-- start of Supplied data --
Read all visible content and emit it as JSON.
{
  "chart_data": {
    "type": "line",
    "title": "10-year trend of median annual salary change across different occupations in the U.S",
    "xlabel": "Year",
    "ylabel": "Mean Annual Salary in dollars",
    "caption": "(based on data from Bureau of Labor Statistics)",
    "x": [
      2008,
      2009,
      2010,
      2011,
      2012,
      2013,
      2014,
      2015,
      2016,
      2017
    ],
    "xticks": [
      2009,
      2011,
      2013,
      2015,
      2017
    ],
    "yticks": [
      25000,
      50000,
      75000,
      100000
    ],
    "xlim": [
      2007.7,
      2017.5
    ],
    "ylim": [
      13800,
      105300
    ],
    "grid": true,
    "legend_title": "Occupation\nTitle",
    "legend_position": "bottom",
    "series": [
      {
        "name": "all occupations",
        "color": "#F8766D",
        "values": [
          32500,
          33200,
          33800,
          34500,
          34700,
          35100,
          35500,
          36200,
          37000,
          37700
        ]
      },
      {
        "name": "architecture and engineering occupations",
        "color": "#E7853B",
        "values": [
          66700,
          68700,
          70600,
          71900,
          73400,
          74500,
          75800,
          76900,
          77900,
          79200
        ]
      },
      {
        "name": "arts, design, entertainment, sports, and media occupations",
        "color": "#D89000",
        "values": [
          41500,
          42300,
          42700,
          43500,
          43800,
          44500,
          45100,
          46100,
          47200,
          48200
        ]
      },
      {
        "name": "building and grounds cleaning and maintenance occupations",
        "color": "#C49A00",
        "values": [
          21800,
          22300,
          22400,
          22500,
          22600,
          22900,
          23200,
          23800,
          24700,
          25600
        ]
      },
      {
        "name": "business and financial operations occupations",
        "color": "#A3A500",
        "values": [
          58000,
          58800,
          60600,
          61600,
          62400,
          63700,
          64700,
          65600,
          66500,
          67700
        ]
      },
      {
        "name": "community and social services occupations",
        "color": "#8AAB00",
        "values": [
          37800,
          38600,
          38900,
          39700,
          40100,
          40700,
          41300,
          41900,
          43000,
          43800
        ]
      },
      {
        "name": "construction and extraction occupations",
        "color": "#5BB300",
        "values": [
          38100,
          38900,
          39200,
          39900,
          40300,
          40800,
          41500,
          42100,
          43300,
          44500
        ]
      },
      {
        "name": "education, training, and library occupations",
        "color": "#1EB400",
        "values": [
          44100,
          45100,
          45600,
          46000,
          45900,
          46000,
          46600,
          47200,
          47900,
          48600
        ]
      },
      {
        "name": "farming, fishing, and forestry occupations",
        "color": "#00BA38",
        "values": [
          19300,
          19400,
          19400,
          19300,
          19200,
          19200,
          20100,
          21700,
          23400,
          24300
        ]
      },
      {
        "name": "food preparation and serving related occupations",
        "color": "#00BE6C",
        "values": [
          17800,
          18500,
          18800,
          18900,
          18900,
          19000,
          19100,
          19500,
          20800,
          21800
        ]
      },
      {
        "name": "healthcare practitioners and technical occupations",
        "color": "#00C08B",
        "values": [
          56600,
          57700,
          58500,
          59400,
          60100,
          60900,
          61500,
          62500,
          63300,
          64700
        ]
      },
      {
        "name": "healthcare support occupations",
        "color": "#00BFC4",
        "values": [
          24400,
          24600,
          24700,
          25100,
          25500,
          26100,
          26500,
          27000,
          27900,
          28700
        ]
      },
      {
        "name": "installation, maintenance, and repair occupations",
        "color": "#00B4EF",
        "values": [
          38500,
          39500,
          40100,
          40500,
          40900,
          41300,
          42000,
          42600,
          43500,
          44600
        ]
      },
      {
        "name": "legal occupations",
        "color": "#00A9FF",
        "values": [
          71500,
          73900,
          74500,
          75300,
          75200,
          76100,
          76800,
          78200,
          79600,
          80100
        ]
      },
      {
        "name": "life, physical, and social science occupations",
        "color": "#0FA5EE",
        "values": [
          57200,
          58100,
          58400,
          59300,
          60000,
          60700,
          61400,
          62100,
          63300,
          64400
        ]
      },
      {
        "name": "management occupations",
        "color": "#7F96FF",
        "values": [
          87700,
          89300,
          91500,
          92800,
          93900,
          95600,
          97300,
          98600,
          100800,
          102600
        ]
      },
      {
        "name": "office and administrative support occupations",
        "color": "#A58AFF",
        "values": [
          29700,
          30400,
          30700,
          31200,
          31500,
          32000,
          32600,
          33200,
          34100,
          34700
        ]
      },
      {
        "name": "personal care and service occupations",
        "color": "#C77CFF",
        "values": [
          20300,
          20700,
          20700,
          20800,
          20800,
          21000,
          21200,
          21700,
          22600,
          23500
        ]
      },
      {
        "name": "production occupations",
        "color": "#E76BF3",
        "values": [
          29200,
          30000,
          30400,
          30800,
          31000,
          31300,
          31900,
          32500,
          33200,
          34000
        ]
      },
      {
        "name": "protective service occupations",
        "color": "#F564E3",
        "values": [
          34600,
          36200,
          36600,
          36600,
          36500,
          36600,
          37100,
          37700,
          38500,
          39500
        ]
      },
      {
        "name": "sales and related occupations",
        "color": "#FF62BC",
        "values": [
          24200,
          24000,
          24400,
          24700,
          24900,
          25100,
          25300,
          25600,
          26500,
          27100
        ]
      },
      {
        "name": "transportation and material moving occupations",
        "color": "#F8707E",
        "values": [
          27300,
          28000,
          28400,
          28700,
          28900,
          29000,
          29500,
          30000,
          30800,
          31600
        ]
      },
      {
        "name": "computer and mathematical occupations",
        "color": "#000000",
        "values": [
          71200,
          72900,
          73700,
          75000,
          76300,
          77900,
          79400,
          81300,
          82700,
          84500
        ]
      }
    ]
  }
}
-- end of Supplied data --
• [Exercise requirements] Reproduce the material verbatim, line by line.

• [Worked solution]
Read all visible content and emit it as JSON.
{
  "chart_data": {
    "type": "line",
    "title": "10-year trend of median annual salary change across different occupations in the U.S",
    "xlabel": "Year",
    "ylabel": "Mean Annual Salary in dollars",
    "caption": "(based on data from Bureau of Labor Statistics)",
    "x": [
      2008,
      2009,
      2010,
      2011,
      2012,
      2013,
      2014,
      2015,
      2016,
      2017
    ],
    "xticks": [
      2009,
      2011,
      2013,
      2015,
      2017
    ],
    "yticks": [
      25000,
      50000,
      75000,
      100000
    ],
    "xlim": [
      2007.7,
      2017.5
    ],
    "ylim": [
      13800,
      105300
    ],
    "grid": true,
    "legend_title": "Occupation\nTitle",
    "legend_position": "bottom",
    "series": [
      {
        "name": "all occupations",
        "color": "#F8766D",
        "values": [
          32500,
          33200,
          33800,
          34500,
          34700,
          35100,
          35500,
          36200,
          37000,
          37700
        ]
      },
      {
        "name": "architecture and engineering occupations",
        "color": "#E7853B",
        "values": [
          66700,
          68700,
          70600,
          71900,
          73400,
          74500,
          75800,
          76900,
          77900,
          79200
        ]
      },
      {
        "name": "arts, design, entertainment, sports, and media occupations",
        "color": "#D89000",
        "values": [
          41500,
          42300,
          42700,
          43500,
          43800,
          44500,
          45100,
          46100,
          47200,
          48200
        ]
      },
      {
        "name": "building and grounds cleaning and maintenance occupations",
        "color": "#C49A00",
        "values": [
          21800,
          22300,
          22400,
          22500,
          22600,
          22900,
          23200,
          23800,
          24700,
          25600
        ]
      },
      {
        "name": "business and financial operations occupations",
        "color": "#A3A500",
        "values": [
          58000,
          58800,
          60600,
          61600,
          62400,
          63700,
          64700,
          65600,
          66500,
          67700
        ]
      },
      {
        "name": "community and social services occupations",
        "color": "#8AAB00",
        "values": [
          37800,
          38600,
          38900,
          39700,
          40100,
          40700,
          41300,
          41900,
          43000,
          43800
        ]
      },
      {
        "name": "construction and extraction occupations",
        "color": "#5BB300",
        "values": [
          38100,
          38900,
          39200,
          39900,
          40300,
          40800,
          41500,
          42100,
          43300,
          44500
        ]
      },
      {
        "name": "education, training, and library occupations",
        "color": "#1EB400",
        "values": [
          44100,
          45100,
          45600,
          46000,
          45900,
          46000,
          46600,
          47200,
          47900,
          48600
        ]
      },
      {
        "name": "farming, fishing, and forestry occupations",
        "color": "#00BA38",
        "values": [
          19300,
          19400,
          19400,
          19300,
          19200,
          19200,
          20100,
          21700,
          23400,
          24300
        ]
      },
      {
        "name": "food preparation and serving related occupations",
        "color": "#00BE6C",
        "values": [
          17800,
          18500,
          18800,
          18900,
          18900,
          19000,
          19100,
          19500,
          20800,
          21800
        ]
      },
      {
        "name": "healthcare practitioners and technical occupations",
        "color": "#00C08B",
        "values": [
          56600,
          57700,
          58500,
          59400,
          60100,
          60900,
          61500,
          62500,
          63300,
          64700
        ]
      },
      {
        "name": "healthcare support occupations",
        "color": "#00BFC4",
        "values": [
          24400,
          24600,
          24700,
          25100,
          25500,
          26100,
          26500,
          27000,
          27900,
          28700
        ]
      },
      {
        "name": "installation, maintenance, and repair occupations",
        "color": "#00B4EF",
        "values": [
          38500,
          39500,
          40100,
          40500,
          40900,
          41300,
          42000,
          42600,
          43500,
          44600
        ]
      },
      {
        "name": "legal occupations",
        "color": "#00A9FF",
        "values": [
          71500,
          73900,
          74500,
          75300,
          75200,
          76100,
          76800,
          78200,
          79600,
          80100
        ]
      },
      {
        "name": "life, physical, and social science occupations",
        "color": "#0FA5EE",
        "values": [
          57200,
          58100,
          58400,
          59300,
          60000,
          60700,
          61400,
          62100,
          63300,
          64400
        ]
      },
      {
        "name": "management occupations",
        "color": "#7F96FF",
        "values": [
          87700,
          89300,
          91500,
          92800,
          93900,
          95600,
          97300,
          98600,
          100800,
          102600
        ]
      },
      {
        "name": "office and administrative support occupations",
        "color": "#A58AFF",
        "values": [
          29700,
          30400,
          30700,
          31200,
          31500,
          32000,
          32600,
          33200,
          34100,
          34700
        ]
      },
      {
        "name": "personal care and service occupations",
        "color": "#C77CFF",
        "values": [
          20300,
          20700,
          20700,
          20800,
          20800,
          21000,
          21200,
          21700,
          22600,
          23500
        ]
      },
      {
        "name": "production occupations",
        "color": "#E76BF3",
        "values": [
          29200,
          30000,
          30400,
          30800,
          31000,
          31300,
          31900,
          32500,
          33200,
          34000
        ]
      },
      {
        "name": "protective service occupations",
        "color": "#F564E3",
        "values": [
          34600,
          36200,
          36600,
          36600,
          36500,
          36600,
          37100,
          37700,
          38500,
          39500
        ]
      },
      {
        "name": "sales and related occupations",
        "color": "#FF62BC",
        "values": [
          24200,
          24000,
          24400,
          24700,
          24900,
          25100,
          25300,
          25600,
          26500,
          27100
        ]
      },
      {
        "name": "transportation and material moving occupations",
        "color": "#F8707E",
        "values": [
          27300,
          28000,
          28400,
          28700,
          28900,
          29000,
          29500,
          30000,
          30800,
          31600
        ]
      },
      {
        "name": "computer and mathematical occupations",
        "color": "#000000",
        "values": [
          71200,
          72900,
          73700,
          75000,
          76300,
          77900,
          79400,
          81300,
          82700,
          84500
        ]
      }
    ]
  }
}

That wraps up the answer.